» **EXERCISE DIRECTIONS**: Filter the entries that follow, copying every line in which the word "τοὺς" appears.

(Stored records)
# # #
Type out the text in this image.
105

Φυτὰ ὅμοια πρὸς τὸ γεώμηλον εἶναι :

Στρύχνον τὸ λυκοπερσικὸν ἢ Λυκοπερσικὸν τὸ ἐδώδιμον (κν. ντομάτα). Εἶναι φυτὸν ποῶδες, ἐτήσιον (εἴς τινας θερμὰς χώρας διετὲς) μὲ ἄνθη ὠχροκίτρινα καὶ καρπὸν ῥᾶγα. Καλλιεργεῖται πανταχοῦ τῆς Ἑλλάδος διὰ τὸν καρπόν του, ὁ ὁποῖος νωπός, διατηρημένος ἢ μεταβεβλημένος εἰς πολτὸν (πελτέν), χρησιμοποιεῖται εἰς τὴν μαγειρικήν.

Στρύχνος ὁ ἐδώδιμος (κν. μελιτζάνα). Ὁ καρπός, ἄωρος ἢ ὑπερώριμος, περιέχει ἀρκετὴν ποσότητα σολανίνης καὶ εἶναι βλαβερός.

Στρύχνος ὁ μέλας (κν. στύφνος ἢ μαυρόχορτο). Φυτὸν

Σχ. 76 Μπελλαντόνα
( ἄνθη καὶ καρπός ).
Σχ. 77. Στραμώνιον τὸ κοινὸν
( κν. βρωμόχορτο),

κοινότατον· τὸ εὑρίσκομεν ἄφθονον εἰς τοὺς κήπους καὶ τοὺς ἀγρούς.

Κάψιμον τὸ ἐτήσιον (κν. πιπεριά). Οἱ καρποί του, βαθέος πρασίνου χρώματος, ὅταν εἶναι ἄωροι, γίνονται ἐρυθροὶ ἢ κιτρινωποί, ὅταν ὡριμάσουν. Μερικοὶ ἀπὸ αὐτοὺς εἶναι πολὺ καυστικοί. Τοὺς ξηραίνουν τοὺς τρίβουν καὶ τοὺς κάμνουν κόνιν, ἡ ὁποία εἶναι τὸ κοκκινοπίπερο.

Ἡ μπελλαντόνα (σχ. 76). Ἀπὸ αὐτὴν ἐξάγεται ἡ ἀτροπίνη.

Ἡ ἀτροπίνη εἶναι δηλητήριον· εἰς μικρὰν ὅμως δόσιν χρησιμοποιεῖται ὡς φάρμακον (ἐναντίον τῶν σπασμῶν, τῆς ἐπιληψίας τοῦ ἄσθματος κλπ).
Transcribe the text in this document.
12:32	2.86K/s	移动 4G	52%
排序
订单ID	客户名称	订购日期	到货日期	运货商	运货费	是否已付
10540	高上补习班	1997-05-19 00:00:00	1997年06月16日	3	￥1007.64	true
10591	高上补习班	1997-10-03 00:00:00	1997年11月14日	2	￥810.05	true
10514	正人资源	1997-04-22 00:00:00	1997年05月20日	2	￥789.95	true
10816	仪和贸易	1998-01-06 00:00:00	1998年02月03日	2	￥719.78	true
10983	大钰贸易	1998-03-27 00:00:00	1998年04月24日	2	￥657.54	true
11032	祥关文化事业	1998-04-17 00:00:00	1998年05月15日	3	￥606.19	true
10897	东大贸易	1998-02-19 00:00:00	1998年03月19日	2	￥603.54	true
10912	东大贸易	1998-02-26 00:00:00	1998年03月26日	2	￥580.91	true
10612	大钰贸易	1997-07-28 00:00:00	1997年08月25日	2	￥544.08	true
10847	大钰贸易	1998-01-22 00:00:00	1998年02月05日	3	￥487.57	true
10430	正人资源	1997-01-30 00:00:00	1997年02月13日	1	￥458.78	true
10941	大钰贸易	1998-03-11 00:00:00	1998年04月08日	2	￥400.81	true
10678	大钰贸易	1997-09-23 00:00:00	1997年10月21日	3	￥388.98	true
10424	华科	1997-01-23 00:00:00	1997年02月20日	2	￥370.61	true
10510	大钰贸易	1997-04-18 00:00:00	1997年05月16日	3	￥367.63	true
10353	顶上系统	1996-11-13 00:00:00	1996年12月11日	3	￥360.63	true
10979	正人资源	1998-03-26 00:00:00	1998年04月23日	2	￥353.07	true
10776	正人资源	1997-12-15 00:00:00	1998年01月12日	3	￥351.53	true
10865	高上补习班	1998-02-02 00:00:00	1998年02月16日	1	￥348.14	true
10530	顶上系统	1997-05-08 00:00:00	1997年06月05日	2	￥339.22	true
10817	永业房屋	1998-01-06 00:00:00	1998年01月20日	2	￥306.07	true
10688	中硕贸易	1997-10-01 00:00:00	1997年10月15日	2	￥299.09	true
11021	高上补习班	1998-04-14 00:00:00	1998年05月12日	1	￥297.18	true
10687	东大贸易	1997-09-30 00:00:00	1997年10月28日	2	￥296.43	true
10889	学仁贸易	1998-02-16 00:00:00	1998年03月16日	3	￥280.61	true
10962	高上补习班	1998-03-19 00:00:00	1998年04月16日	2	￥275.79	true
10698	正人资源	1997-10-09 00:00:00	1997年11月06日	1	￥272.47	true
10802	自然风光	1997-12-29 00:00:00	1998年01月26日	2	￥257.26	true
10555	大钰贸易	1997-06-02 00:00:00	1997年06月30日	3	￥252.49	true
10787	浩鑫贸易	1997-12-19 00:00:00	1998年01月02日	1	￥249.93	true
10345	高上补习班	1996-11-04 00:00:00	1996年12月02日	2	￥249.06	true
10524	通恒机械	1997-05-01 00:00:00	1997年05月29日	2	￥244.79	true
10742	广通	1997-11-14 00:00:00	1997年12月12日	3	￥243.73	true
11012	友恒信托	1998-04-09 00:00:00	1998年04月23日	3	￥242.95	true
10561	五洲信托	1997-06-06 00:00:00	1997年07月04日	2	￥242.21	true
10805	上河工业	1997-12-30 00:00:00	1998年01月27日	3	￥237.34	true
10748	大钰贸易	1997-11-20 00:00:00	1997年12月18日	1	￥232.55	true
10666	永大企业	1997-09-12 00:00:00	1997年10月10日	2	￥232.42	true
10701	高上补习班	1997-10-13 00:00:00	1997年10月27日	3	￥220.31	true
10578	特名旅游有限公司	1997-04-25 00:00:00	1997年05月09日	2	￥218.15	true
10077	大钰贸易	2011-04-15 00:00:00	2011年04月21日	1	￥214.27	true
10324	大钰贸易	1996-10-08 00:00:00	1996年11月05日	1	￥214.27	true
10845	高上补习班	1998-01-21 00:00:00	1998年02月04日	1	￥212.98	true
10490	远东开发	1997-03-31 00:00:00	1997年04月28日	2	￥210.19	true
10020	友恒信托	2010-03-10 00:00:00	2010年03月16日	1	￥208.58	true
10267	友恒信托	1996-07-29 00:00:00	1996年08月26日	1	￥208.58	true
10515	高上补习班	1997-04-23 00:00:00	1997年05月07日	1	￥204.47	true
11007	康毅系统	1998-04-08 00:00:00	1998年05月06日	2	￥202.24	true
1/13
# # #
» **REPLY TO THE TASK**:
κοινότατον· τὸ εὑρίσκομεν ἄφθονον εἰς τοὺς κήπους καὶ τοὺς ἀγρούς.
Κάψιμον τὸ ἐτήσιον (κν. πιπεριά). Οἱ καρποί του, βαθέος πρασίνου χρώματος, ὅταν εἶναι ἄωροι, γίνονται ἐρυθροὶ ἢ κιτρινωποί, ὅταν ὡριμάσουν. Μερικοὶ ἀπὸ αὐτοὺς εἶναι πολὺ καυστικοί. Τοὺς ξηραίνουν τοὺς τρίβουν καὶ τοὺς κάμνουν κόνιν, ἡ ὁποία εἶναι τὸ κοκκινοπίπερο.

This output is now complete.